§ **What is expected**:
Leaving out all images, write out the records that follow exactly.

-*-*-

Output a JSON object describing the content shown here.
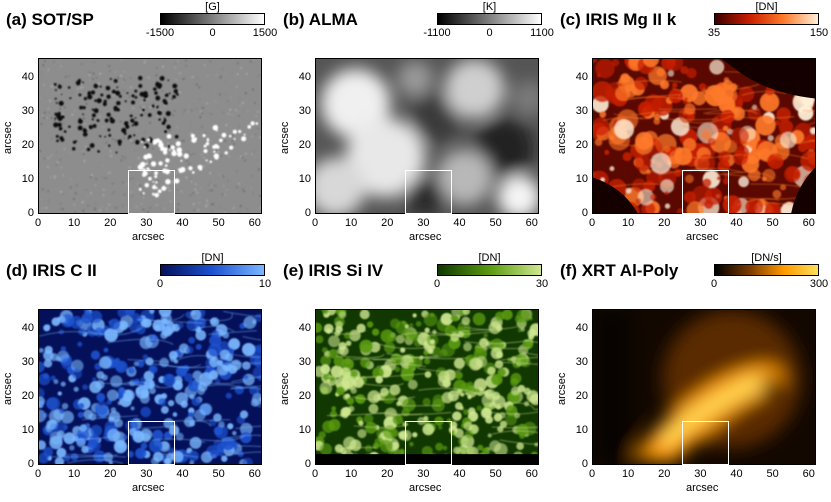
{
  "panels": [
    {
      "title": "(a) SOT/SP",
      "unit": "[G]",
      "ticks": [
        "-1500",
        "0",
        "1500"
      ],
      "gradient": [
        "#000000",
        "#ffffff"
      ],
      "image_style": "magnetogram"
    },
    {
      "title": "(b) ALMA",
      "unit": "[K]",
      "ticks": [
        "-1100",
        "0",
        "1100"
      ],
      "gradient": [
        "#000000",
        "#ffffff"
      ],
      "image_style": "alma"
    },
    {
      "title": "(c) IRIS Mg II k",
      "unit": "[DN]",
      "ticks": [
        "35",
        "150"
      ],
      "gradient": [
        "#3a0000",
        "#c81e00",
        "#ff7a2a",
        "#fff0d8"
      ],
      "image_style": "mgii"
    },
    {
      "title": "(d) IRIS C II",
      "unit": "[DN]",
      "ticks": [
        "0",
        "10"
      ],
      "gradient": [
        "#04105a",
        "#1c52d0",
        "#7ab8ff"
      ],
      "image_style": "cii"
    },
    {
      "title": "(e) IRIS Si IV",
      "unit": "[DN]",
      "ticks": [
        "0",
        "30"
      ],
      "gradient": [
        "#103800",
        "#5a9a10",
        "#cfe890"
      ],
      "image_style": "siiv"
    },
    {
      "title": "(f) XRT Al-Poly",
      "unit": "[DN/s]",
      "ticks": [
        "0",
        "300"
      ],
      "gradient": [
        "#000000",
        "#7a3a00",
        "#ff9a00",
        "#ffe05a"
      ],
      "image_style": "xrt"
    }
  ],
  "axes": {
    "xlabel": "arcsec",
    "ylabel": "arcsec",
    "xticks": [
      "0",
      "10",
      "20",
      "30",
      "40",
      "50",
      "60"
    ],
    "yticks": [
      "0",
      "10",
      "20",
      "30",
      "40"
    ],
    "xrange": [
      0,
      62
    ],
    "yrange": [
      0,
      46
    ]
  },
  "roi_box": {
    "x": [
      25,
      38
    ],
    "y": [
      0,
      13
    ]
  }
}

-*-*-

§ **Response to this task**:
Output a JSON object describing the content shown here.
{
  "panels": [
    {
      "title": "(a) SOT/SP",
      "unit": "[G]",
      "ticks": [
        "-1500",
        "0",
        "1500"
      ],
      "gradient": [
        "#000000",
        "#ffffff"
      ],
      "image_style": "magnetogram"
    },
    {
      "title": "(b) ALMA",
      "unit": "[K]",
      "ticks": [
        "-1100",
        "0",
        "1100"
      ],
      "gradient": [
        "#000000",
        "#ffffff"
      ],
      "image_style": "alma"
    },
    {
      "title": "(c) IRIS Mg II k",
      "unit": "[DN]",
      "ticks": [
        "35",
        "150"
      ],
      "gradient": [
        "#3a0000",
        "#c81e00",
        "#ff7a2a",
        "#fff0d8"
      ],
      "image_style": "mgii"
    },
    {
      "title": "(d) IRIS C II",
      "unit": "[DN]",
      "ticks": [
        "0",
        "10"
      ],
      "gradient": [
        "#04105a",
        "#1c52d0",
        "#7ab8ff"
      ],
      "image_style": "cii"
    },
    {
      "title": "(e) IRIS Si IV",
      "unit": "[DN]",
      "ticks": [
        "0",
        "30"
      ],
      "gradient": [
        "#103800",
        "#5a9a10",
        "#cfe890"
      ],
      "image_style": "siiv"
    },
    {
      "title": "(f) XRT Al-Poly",
      "unit": "[DN/s]",
      "ticks": [
        "0",
        "300"
      ],
      "gradient": [
        "#000000",
        "#7a3a00",
        "#ff9a00",
        "#ffe05a"
      ],
      "image_style": "xrt"
    }
  ],
  "axes": {
    "xlabel": "arcsec",
    "ylabel": "arcsec",
    "xticks": [
      "0",
      "10",
      "20",
      "30",
      "40",
      "50",
      "60"
    ],
    "yticks": [
      "0",
      "10",
      "20",
      "30",
      "40"
    ],
    "xrange": [
      0,
      62
    ],
    "yrange": [
      0,
      46
    ]
  },
  "roi_box": {
    "x": [
      25,
      38
    ],
    "y": [
      0,
      13
    ]
  }
}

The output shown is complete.